Exercise objective
Look through the lines below and extract any with the word "吞灵剑主".

Data lines

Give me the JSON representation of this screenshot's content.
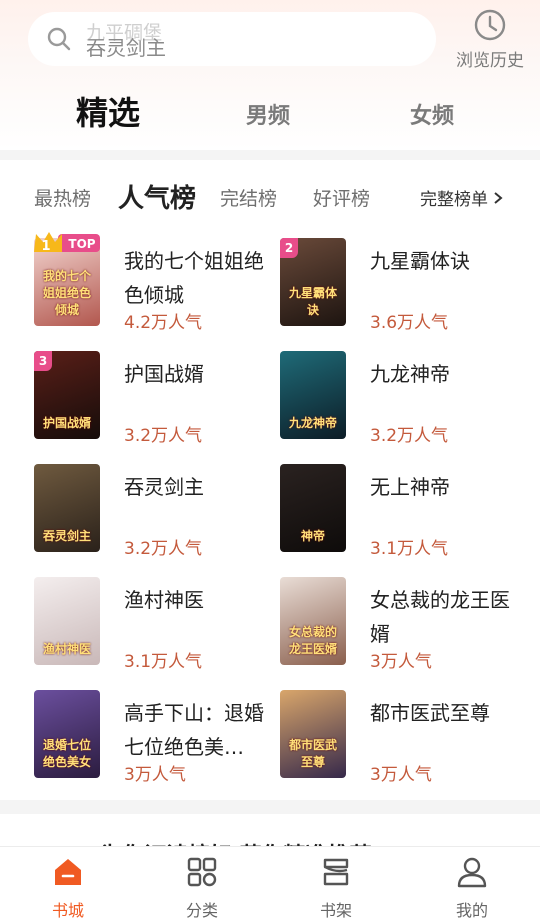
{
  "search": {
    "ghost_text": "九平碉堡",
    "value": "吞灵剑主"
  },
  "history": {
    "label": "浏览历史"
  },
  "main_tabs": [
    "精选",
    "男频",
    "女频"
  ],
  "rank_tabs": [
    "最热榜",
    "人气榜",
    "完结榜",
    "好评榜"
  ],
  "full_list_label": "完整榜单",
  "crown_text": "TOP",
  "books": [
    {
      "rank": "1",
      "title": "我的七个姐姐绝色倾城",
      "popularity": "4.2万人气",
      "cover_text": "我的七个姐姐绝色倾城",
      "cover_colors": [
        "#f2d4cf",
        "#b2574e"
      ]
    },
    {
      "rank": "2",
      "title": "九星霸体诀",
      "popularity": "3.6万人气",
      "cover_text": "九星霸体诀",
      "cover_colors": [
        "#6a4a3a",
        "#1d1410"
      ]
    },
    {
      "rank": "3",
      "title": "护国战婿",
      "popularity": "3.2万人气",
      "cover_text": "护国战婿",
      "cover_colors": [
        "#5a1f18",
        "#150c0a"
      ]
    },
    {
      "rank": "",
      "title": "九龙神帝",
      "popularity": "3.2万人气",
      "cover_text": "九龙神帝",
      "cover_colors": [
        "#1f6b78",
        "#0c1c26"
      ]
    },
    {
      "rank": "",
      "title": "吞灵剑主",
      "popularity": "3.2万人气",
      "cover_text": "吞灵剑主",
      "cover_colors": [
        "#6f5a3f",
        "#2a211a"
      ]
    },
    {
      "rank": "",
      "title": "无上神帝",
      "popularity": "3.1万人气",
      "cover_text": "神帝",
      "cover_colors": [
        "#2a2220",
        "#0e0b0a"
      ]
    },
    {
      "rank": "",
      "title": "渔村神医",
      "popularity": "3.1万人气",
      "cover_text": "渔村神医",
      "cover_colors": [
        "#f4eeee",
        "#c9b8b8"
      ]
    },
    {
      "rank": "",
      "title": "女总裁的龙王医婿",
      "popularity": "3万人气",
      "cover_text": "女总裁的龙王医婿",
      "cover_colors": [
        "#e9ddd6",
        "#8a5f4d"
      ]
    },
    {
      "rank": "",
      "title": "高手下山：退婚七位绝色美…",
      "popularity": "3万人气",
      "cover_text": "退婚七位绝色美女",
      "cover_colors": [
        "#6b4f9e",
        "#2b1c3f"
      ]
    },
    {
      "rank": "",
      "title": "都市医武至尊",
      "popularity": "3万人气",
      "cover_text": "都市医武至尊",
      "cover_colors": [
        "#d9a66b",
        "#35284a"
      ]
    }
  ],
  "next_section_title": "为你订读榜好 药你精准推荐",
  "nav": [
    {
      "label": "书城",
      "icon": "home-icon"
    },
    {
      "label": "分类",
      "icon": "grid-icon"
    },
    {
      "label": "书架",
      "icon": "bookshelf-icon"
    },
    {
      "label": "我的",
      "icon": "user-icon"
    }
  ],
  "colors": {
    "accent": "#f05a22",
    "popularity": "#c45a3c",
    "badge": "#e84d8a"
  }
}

---

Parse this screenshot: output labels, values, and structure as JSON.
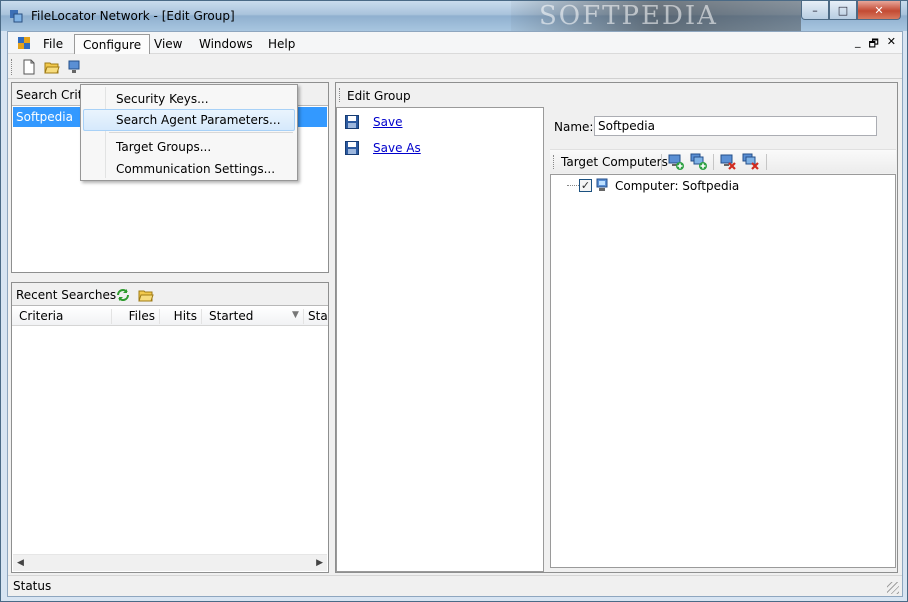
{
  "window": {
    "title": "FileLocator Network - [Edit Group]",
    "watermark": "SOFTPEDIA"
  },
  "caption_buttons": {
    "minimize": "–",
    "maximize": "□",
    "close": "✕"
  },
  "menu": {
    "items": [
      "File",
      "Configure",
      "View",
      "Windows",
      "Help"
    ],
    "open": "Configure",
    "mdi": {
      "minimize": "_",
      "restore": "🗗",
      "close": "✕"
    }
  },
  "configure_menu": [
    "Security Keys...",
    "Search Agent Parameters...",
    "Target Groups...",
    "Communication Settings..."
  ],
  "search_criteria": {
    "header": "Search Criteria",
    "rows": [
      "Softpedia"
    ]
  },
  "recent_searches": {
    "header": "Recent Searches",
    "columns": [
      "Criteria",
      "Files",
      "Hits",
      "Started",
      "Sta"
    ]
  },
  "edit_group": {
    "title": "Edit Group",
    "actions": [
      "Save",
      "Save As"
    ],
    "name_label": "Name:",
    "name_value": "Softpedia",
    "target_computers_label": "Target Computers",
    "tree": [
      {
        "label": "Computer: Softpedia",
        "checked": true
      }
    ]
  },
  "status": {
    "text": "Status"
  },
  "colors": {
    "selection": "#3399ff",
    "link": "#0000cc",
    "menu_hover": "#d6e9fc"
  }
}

* * *

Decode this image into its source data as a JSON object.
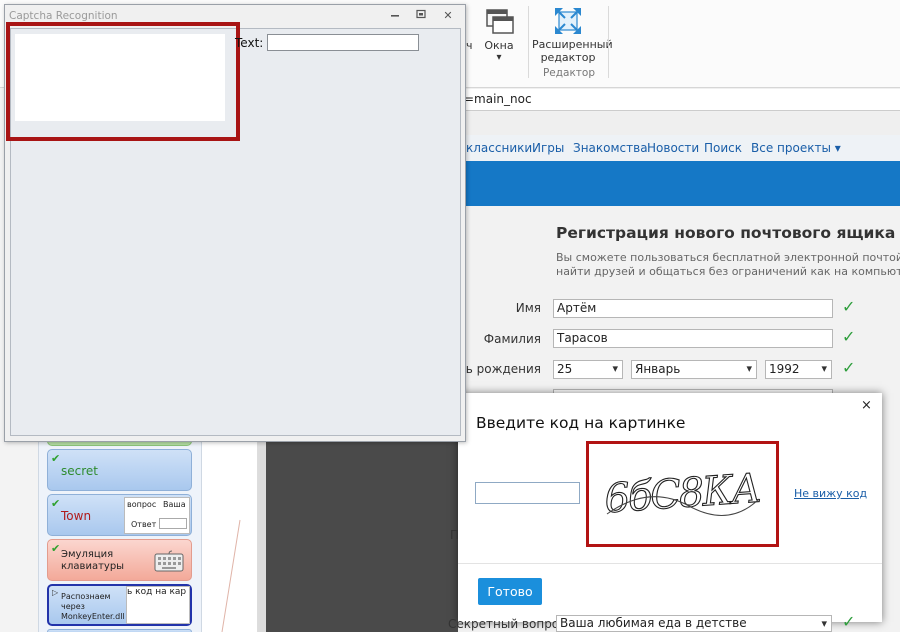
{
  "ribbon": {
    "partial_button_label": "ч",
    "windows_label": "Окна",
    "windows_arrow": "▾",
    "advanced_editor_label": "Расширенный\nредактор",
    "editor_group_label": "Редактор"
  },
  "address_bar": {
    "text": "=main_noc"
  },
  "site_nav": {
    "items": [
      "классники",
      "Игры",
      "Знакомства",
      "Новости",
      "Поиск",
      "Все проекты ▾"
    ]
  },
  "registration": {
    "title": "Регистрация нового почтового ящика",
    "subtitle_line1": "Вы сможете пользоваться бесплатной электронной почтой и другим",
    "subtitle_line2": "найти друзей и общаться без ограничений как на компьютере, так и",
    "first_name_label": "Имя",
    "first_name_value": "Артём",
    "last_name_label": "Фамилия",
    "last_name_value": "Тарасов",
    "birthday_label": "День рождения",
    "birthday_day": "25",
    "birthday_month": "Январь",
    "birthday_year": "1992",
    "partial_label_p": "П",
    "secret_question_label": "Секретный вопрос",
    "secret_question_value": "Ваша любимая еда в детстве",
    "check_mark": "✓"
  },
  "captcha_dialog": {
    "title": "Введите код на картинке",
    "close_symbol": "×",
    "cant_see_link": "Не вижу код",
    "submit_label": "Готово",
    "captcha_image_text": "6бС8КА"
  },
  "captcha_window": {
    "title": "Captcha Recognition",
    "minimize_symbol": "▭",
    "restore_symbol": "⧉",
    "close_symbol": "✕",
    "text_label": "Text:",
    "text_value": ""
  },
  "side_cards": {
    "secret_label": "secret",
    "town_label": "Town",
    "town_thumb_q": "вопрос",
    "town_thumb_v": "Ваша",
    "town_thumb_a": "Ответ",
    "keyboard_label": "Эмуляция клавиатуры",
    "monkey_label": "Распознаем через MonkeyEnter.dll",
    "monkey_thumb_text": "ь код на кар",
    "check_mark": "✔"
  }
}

Solution to this exercise
    "value": "吞灵剑主"
      "title": "吞灵剑主",
      "cover_text": "吞灵剑主",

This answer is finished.